◆ Aim: Look through the records below and collect all lines that hold the string "Kartverket".

Stored items
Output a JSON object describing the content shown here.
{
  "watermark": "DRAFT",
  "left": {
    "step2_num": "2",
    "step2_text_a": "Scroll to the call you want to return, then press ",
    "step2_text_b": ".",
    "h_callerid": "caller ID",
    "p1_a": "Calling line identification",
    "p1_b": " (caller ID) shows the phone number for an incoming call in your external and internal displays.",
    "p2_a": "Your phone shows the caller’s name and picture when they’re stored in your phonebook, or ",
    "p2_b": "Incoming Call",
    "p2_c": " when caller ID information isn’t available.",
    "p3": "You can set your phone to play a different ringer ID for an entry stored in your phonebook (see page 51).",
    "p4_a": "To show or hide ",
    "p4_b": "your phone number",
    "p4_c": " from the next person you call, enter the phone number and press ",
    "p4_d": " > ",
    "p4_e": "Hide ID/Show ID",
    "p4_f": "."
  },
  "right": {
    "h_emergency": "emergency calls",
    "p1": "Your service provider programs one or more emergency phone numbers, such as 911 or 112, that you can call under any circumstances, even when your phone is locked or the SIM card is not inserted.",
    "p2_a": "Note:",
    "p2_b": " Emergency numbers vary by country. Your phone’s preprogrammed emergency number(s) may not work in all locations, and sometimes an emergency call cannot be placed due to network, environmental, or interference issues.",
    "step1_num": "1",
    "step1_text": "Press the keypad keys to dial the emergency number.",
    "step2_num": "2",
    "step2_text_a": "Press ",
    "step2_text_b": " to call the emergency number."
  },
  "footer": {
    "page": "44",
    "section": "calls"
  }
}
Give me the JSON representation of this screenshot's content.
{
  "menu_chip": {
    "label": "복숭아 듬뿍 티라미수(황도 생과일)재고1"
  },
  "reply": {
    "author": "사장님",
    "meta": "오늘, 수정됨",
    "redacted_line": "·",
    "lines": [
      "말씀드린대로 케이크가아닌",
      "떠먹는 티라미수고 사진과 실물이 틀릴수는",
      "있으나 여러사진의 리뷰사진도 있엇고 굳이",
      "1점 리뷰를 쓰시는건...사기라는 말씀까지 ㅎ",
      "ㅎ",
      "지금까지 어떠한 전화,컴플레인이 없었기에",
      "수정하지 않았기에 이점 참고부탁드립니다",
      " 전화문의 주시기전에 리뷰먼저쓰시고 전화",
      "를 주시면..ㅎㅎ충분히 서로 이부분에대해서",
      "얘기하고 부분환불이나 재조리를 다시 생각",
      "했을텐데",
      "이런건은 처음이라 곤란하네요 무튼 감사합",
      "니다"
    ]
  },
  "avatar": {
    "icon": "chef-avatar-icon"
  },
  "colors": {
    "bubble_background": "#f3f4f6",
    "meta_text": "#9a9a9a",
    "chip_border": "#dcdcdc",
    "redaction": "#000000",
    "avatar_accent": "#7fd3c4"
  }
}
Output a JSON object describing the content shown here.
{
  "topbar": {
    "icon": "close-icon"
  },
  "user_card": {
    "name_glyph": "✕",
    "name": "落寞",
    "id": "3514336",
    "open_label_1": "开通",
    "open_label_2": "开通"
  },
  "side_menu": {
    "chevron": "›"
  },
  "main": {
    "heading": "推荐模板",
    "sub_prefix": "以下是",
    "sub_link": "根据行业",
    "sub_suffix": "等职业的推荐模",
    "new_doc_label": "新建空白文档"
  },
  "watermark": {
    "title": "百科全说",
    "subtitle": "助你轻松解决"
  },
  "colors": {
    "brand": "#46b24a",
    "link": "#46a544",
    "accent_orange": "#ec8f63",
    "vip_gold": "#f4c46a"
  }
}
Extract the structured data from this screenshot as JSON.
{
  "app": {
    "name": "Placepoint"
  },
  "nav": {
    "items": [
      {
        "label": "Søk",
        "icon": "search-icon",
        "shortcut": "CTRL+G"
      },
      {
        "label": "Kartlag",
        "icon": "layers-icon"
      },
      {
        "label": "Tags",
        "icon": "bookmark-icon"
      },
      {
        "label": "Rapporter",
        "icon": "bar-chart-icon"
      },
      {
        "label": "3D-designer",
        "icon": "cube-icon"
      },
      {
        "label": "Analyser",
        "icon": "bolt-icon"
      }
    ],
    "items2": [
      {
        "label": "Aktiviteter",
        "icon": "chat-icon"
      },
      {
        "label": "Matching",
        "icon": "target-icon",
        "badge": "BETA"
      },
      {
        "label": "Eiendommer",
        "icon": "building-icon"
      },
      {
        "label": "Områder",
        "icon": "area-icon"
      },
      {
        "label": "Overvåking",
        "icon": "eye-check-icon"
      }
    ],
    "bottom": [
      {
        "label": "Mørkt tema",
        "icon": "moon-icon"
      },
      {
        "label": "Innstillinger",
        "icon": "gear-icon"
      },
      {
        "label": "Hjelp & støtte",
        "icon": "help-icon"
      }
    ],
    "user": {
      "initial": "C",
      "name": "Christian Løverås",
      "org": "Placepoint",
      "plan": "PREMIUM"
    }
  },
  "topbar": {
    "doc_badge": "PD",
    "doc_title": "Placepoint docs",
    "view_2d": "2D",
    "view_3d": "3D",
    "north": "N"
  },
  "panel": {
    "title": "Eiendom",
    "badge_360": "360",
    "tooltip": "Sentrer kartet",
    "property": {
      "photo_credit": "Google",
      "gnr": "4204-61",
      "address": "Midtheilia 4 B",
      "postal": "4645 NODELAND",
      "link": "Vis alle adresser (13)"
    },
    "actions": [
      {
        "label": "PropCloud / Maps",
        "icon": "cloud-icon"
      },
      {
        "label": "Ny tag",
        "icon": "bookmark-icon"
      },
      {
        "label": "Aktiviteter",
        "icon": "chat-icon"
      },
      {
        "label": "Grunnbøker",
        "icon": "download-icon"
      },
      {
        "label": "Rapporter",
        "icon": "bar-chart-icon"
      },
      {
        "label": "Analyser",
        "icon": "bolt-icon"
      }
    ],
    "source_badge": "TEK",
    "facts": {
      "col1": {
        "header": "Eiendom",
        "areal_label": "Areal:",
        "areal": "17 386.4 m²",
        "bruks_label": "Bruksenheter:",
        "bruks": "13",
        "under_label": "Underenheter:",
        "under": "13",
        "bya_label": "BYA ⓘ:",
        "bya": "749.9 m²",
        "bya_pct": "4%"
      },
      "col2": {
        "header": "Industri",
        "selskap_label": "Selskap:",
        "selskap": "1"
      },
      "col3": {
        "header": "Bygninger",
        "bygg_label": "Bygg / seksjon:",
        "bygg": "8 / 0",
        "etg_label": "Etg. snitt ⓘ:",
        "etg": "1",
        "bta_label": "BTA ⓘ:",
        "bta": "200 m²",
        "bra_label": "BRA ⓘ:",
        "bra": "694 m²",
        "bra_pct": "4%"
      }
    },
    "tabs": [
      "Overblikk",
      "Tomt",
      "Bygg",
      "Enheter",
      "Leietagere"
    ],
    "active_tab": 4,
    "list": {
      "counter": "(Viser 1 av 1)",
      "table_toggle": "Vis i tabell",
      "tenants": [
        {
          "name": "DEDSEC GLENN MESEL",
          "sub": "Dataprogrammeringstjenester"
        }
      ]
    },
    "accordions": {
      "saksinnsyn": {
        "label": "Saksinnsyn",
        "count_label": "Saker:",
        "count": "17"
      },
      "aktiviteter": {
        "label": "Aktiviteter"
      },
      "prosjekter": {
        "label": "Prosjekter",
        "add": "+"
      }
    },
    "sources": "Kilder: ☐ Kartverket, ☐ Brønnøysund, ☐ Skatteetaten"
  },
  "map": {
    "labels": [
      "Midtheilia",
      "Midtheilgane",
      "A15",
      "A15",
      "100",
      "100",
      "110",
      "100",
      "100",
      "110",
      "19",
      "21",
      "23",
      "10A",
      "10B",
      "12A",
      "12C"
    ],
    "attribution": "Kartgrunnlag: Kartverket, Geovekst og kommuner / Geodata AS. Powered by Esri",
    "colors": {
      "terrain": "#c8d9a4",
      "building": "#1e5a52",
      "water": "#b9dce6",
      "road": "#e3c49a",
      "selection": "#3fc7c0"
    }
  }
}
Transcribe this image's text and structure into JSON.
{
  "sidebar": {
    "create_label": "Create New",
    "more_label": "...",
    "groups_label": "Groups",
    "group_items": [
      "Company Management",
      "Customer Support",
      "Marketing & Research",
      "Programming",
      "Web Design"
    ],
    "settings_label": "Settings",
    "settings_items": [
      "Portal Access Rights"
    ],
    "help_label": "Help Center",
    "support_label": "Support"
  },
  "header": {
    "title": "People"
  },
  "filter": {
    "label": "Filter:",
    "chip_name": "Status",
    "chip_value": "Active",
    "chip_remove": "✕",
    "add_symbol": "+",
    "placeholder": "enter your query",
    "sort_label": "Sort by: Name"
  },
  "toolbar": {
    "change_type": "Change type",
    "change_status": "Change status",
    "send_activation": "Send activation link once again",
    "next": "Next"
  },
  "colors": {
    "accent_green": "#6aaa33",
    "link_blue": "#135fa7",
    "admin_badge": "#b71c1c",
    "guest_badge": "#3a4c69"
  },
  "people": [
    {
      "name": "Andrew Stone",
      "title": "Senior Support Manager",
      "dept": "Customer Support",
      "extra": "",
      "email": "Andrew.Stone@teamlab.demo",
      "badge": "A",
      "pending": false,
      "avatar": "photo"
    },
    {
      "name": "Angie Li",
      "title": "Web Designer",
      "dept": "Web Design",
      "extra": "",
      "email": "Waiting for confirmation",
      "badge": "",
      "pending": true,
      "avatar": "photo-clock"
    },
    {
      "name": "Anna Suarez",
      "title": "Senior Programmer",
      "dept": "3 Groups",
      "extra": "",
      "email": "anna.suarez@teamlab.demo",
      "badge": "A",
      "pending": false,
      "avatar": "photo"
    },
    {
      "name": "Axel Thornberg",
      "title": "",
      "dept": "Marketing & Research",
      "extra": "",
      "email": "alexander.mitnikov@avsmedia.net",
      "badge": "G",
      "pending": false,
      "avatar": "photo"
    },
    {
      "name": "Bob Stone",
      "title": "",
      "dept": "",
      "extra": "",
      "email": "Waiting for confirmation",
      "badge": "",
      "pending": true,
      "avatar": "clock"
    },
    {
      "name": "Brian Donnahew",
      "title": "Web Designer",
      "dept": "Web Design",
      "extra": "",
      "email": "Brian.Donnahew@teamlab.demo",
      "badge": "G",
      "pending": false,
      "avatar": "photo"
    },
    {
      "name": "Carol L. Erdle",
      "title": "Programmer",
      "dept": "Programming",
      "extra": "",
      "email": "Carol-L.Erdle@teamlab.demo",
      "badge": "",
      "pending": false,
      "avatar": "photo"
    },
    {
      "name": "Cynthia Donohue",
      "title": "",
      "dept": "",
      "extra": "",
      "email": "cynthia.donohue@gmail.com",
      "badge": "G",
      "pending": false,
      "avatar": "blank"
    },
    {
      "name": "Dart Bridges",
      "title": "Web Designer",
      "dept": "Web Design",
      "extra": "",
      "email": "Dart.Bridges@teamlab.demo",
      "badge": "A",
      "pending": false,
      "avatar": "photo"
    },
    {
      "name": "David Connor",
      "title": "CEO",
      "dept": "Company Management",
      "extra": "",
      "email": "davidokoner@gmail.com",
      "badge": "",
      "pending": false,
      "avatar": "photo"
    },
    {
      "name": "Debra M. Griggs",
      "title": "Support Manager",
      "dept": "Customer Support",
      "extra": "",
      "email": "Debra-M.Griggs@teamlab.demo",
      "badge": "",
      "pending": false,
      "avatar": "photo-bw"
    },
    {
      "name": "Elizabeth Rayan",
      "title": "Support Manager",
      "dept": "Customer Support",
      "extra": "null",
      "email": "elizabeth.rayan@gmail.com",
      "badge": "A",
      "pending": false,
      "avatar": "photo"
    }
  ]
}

◆ Complete answer:
    "sources": "Kilder: ☐ Kartverket, ☐ Brønnøysund, ☐ Skatteetaten"
    "attribution": "Kartgrunnlag: Kartverket, Geovekst og kommuner / Geodata AS. Powered by Esri",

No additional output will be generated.